- _Request_
Work out how many lines contain "Resistance". Reply with the count alone.

- _Chart and figure data_
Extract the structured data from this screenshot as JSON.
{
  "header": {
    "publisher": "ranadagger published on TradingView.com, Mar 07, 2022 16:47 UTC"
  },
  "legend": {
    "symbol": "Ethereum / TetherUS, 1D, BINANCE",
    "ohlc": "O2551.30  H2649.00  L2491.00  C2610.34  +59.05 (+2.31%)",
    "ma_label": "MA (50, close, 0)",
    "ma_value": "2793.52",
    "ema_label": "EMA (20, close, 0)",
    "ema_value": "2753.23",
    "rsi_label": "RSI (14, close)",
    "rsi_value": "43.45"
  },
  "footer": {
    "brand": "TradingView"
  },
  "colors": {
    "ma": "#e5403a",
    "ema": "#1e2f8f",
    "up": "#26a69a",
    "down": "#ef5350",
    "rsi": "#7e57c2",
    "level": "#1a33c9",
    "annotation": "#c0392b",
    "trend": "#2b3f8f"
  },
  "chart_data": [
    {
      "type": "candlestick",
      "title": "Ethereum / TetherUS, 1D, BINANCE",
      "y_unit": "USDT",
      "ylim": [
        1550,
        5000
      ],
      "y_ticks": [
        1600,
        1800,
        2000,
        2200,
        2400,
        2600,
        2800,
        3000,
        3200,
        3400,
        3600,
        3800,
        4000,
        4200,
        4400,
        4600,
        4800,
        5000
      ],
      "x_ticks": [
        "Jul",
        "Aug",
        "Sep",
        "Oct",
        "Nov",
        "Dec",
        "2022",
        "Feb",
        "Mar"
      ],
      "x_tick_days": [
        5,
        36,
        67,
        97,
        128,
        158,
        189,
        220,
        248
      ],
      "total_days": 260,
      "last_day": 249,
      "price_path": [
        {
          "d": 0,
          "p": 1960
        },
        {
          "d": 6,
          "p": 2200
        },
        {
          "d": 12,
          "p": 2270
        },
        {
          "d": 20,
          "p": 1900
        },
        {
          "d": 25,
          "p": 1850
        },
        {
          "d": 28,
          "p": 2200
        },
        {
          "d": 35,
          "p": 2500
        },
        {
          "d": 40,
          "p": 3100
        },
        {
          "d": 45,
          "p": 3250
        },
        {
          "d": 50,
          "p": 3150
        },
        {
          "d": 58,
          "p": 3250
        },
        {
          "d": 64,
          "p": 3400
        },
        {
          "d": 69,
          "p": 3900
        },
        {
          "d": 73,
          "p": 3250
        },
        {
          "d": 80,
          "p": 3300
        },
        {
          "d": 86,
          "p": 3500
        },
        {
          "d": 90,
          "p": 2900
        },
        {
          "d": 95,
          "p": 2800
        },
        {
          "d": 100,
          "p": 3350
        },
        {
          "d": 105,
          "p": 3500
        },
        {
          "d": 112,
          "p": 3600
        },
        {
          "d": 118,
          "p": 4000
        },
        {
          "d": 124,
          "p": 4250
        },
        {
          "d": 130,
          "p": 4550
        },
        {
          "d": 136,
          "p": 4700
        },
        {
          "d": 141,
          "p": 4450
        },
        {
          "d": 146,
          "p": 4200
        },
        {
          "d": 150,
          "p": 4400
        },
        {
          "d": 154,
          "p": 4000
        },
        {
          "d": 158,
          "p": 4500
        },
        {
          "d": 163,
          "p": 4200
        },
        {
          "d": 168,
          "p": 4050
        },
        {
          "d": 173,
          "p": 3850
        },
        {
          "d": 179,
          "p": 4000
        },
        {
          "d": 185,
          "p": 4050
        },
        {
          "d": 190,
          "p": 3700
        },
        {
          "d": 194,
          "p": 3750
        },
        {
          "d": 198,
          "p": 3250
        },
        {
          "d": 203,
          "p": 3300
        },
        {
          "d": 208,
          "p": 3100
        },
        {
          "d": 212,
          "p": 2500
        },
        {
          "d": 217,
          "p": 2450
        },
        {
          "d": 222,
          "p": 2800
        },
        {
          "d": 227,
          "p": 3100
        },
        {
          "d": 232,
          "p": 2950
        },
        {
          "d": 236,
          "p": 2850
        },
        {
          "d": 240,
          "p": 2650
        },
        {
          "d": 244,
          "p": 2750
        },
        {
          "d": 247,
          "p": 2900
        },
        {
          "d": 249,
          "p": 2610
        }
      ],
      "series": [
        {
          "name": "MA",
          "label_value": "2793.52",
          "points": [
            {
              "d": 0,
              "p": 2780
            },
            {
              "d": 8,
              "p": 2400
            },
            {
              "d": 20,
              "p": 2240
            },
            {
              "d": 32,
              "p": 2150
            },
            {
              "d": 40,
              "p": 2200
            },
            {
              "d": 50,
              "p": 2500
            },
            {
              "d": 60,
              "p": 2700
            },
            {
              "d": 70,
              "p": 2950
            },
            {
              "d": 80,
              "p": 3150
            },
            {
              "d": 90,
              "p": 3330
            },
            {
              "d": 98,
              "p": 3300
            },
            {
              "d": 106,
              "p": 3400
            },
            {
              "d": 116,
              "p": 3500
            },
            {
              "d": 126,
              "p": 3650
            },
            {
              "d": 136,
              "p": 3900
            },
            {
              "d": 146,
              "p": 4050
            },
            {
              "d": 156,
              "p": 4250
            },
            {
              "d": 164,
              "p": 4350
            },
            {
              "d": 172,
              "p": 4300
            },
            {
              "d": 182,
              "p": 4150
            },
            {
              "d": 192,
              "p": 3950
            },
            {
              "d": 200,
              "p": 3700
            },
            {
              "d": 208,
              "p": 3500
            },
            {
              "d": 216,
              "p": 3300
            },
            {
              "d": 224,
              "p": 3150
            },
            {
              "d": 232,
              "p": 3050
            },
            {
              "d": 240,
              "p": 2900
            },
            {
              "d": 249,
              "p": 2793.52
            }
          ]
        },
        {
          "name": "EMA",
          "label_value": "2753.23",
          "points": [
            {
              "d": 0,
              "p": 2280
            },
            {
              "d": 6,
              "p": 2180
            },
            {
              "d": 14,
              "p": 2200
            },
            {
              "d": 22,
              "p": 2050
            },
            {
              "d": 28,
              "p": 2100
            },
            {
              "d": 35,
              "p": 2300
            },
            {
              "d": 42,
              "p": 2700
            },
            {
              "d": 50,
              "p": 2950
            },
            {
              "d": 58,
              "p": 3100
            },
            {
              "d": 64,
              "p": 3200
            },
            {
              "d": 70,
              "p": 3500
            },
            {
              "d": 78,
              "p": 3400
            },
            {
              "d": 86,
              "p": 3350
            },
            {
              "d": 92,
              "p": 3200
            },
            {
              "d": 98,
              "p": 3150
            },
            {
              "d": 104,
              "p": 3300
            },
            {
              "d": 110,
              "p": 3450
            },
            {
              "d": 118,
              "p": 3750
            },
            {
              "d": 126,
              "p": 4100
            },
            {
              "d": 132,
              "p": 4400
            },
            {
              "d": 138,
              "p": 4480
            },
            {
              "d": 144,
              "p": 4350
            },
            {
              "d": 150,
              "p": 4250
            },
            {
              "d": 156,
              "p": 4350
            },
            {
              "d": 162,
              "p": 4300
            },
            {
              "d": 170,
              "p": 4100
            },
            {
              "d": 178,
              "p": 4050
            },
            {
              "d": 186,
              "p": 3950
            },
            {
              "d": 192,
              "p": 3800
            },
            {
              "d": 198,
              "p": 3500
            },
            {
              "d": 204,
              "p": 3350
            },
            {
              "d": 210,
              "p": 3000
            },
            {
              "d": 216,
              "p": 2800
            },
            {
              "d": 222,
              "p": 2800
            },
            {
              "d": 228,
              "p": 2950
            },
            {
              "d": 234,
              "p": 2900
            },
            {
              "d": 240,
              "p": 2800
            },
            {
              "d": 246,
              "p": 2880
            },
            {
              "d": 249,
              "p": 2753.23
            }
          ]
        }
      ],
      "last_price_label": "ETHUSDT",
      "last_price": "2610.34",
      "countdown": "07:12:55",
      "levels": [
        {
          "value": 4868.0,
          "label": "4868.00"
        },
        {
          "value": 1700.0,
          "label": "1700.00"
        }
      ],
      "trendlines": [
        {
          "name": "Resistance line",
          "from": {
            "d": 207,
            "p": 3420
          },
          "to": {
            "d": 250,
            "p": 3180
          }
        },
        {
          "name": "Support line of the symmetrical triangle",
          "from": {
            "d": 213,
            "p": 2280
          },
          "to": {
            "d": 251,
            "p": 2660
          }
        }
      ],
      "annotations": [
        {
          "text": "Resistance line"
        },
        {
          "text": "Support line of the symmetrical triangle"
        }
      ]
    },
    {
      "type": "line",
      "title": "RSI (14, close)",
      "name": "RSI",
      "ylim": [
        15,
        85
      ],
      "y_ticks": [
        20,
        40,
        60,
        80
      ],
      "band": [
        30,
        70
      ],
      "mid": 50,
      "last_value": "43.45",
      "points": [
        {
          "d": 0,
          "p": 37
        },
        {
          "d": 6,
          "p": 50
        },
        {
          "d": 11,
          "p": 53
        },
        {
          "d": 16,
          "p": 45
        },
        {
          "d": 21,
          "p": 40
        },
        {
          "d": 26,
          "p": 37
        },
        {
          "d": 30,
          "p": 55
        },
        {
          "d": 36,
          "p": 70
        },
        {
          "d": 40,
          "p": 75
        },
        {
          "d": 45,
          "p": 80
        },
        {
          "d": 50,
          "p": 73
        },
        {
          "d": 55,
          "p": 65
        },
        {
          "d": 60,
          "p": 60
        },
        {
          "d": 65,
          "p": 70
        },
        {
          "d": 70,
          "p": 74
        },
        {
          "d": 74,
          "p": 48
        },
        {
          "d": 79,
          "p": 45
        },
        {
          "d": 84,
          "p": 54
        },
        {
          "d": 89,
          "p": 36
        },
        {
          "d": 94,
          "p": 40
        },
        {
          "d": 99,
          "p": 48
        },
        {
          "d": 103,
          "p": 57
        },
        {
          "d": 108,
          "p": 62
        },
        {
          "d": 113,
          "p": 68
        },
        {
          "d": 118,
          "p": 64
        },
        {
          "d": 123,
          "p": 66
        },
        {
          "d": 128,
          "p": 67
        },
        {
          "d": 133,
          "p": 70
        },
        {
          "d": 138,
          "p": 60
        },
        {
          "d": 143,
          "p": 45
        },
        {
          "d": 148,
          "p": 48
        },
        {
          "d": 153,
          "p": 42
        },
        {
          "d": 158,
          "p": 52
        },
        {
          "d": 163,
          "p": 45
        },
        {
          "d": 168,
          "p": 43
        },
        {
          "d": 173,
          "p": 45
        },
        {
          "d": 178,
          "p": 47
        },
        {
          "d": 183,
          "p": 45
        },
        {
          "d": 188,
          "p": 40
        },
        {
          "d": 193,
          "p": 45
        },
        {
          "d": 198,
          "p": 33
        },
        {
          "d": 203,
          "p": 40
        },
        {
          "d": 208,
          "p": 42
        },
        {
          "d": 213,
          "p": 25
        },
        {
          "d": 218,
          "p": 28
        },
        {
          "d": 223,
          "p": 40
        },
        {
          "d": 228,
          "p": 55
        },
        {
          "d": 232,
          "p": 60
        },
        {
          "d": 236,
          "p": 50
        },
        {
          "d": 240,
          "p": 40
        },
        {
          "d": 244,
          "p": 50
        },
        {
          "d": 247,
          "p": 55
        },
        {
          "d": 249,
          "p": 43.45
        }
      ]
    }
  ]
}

- _Answer to the task_
2